**Brief**: Would you extract the whole listing below and retype it exactly?
──────── Dataset entries ────────
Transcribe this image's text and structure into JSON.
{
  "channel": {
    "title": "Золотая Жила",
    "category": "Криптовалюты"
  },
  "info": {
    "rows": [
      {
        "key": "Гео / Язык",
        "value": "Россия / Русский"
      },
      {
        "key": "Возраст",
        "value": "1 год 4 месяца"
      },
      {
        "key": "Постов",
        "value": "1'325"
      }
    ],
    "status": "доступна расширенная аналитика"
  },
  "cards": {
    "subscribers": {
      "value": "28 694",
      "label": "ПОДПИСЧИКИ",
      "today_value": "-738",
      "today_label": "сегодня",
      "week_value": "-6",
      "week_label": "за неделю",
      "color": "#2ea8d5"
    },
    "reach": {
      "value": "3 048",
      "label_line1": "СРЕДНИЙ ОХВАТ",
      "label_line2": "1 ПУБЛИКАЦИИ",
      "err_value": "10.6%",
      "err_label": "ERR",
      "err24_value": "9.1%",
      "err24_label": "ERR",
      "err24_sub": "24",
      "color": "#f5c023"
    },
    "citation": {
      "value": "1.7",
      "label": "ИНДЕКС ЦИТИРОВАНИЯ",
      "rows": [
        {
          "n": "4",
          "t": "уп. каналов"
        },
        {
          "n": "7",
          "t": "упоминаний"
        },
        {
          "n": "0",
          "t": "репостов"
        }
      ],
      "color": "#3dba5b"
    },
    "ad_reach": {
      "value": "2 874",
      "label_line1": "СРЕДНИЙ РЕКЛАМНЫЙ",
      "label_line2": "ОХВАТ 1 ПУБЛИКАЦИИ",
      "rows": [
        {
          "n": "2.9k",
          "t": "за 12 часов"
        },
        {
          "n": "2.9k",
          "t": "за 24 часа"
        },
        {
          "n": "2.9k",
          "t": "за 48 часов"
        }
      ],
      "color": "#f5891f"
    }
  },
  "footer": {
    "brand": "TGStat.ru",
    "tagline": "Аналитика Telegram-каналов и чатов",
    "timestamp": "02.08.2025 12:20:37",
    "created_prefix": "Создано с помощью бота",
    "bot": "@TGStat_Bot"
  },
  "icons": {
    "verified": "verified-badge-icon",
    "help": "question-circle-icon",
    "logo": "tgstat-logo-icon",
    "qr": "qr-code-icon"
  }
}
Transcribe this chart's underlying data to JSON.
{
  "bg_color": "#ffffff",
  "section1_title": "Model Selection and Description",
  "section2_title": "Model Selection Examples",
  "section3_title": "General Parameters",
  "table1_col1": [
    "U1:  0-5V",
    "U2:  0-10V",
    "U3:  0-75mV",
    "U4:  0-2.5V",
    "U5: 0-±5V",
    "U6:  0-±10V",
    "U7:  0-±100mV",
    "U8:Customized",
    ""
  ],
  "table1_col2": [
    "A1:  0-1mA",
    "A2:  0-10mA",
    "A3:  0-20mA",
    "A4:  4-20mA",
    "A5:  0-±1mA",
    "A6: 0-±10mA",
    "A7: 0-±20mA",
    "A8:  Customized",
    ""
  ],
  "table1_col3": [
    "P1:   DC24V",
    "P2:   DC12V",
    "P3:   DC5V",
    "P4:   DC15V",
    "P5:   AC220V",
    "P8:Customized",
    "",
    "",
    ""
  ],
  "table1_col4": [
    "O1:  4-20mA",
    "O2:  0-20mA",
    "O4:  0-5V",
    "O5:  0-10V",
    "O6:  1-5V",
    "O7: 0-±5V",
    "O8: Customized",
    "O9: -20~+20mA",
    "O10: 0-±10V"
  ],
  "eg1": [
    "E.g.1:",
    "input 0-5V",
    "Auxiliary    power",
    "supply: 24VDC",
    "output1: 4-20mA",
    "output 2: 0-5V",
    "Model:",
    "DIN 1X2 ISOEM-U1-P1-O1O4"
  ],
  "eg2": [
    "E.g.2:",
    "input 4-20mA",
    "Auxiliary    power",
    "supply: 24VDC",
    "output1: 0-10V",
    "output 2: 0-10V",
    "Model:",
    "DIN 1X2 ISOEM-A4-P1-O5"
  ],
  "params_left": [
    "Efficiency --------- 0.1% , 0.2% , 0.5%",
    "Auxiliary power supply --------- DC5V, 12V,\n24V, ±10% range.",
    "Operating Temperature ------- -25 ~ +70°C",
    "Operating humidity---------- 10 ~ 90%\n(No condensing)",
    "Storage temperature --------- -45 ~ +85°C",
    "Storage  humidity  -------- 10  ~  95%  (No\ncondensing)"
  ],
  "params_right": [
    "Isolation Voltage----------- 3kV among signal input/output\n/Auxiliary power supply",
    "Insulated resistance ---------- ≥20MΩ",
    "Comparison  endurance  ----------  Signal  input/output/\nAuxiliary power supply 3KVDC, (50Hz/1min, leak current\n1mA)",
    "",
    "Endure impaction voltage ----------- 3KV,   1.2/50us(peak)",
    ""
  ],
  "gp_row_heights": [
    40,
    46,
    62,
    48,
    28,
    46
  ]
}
────────
**Output for this exercise**:
Transcribe this image's text and structure into JSON.
{
  "channel": {
    "title": "Золотая Жила",
    "category": "Криптовалюты"
  },
  "info": {
    "rows": [
      {
        "key": "Гео / Язык",
        "value": "Россия / Русский"
      },
      {
        "key": "Возраст",
        "value": "1 год 4 месяца"
      },
      {
        "key": "Постов",
        "value": "1'325"
      }
    ],
    "status": "доступна расширенная аналитика"
  },
  "cards": {
    "subscribers": {
      "value": "28 694",
      "label": "ПОДПИСЧИКИ",
      "today_value": "-738",
      "today_label": "сегодня",
      "week_value": "-6",
      "week_label": "за неделю",
      "color": "#2ea8d5"
    },
    "reach": {
      "value": "3 048",
      "label_line1": "СРЕДНИЙ ОХВАТ",
      "label_line2": "1 ПУБЛИКАЦИИ",
      "err_value": "10.6%",
      "err_label": "ERR",
      "err24_value": "9.1%",
      "err24_label": "ERR",
      "err24_sub": "24",
      "color": "#f5c023"
    },
    "citation": {
      "value": "1.7",
      "label": "ИНДЕКС ЦИТИРОВАНИЯ",
      "rows": [
        {
          "n": "4",
          "t": "уп. каналов"
        },
        {
          "n": "7",
          "t": "упоминаний"
        },
        {
          "n": "0",
          "t": "репостов"
        }
      ],
      "color": "#3dba5b"
    },
    "ad_reach": {
      "value": "2 874",
      "label_line1": "СРЕДНИЙ РЕКЛАМНЫЙ",
      "label_line2": "ОХВАТ 1 ПУБЛИКАЦИИ",
      "rows": [
        {
          "n": "2.9k",
          "t": "за 12 часов"
        },
        {
          "n": "2.9k",
          "t": "за 24 часа"
        },
        {
          "n": "2.9k",
          "t": "за 48 часов"
        }
      ],
      "color": "#f5891f"
    }
  },
  "footer": {
    "brand": "TGStat.ru",
    "tagline": "Аналитика Telegram-каналов и чатов",
    "timestamp": "02.08.2025 12:20:37",
    "created_prefix": "Создано с помощью бота",
    "bot": "@TGStat_Bot"
  },
  "icons": {
    "verified": "verified-badge-icon",
    "help": "question-circle-icon",
    "logo": "tgstat-logo-icon",
    "qr": "qr-code-icon"
  }
}
Transcribe this chart's underlying data to JSON.
{
  "bg_color": "#ffffff",
  "section1_title": "Model Selection and Description",
  "section2_title": "Model Selection Examples",
  "section3_title": "General Parameters",
  "table1_col1": [
    "U1:  0-5V",
    "U2:  0-10V",
    "U3:  0-75mV",
    "U4:  0-2.5V",
    "U5: 0-±5V",
    "U6:  0-±10V",
    "U7:  0-±100mV",
    "U8:Customized",
    ""
  ],
  "table1_col2": [
    "A1:  0-1mA",
    "A2:  0-10mA",
    "A3:  0-20mA",
    "A4:  4-20mA",
    "A5:  0-±1mA",
    "A6: 0-±10mA",
    "A7: 0-±20mA",
    "A8:  Customized",
    ""
  ],
  "table1_col3": [
    "P1:   DC24V",
    "P2:   DC12V",
    "P3:   DC5V",
    "P4:   DC15V",
    "P5:   AC220V",
    "P8:Customized",
    "",
    "",
    ""
  ],
  "table1_col4": [
    "O1:  4-20mA",
    "O2:  0-20mA",
    "O4:  0-5V",
    "O5:  0-10V",
    "O6:  1-5V",
    "O7: 0-±5V",
    "O8: Customized",
    "O9: -20~+20mA",
    "O10: 0-±10V"
  ],
  "eg1": [
    "E.g.1:",
    "input 0-5V",
    "Auxiliary    power",
    "supply: 24VDC",
    "output1: 4-20mA",
    "output 2: 0-5V",
    "Model:",
    "DIN 1X2 ISOEM-U1-P1-O1O4"
  ],
  "eg2": [
    "E.g.2:",
    "input 4-20mA",
    "Auxiliary    power",
    "supply: 24VDC",
    "output1: 0-10V",
    "output 2: 0-10V",
    "Model:",
    "DIN 1X2 ISOEM-A4-P1-O5"
  ],
  "params_left": [
    "Efficiency --------- 0.1% , 0.2% , 0.5%",
    "Auxiliary power supply --------- DC5V, 12V,\n24V, ±10% range.",
    "Operating Temperature ------- -25 ~ +70°C",
    "Operating humidity---------- 10 ~ 90%\n(No condensing)",
    "Storage temperature --------- -45 ~ +85°C",
    "Storage  humidity  -------- 10  ~  95%  (No\ncondensing)"
  ],
  "params_right": [
    "Isolation Voltage----------- 3kV among signal input/output\n/Auxiliary power supply",
    "Insulated resistance ---------- ≥20MΩ",
    "Comparison  endurance  ----------  Signal  input/output/\nAuxiliary power supply 3KVDC, (50Hz/1min, leak current\n1mA)",
    "",
    "Endure impaction voltage ----------- 3KV,   1.2/50us(peak)",
    ""
  ],
  "gp_row_heights": [
    40,
    46,
    62,
    48,
    28,
    46
  ]
}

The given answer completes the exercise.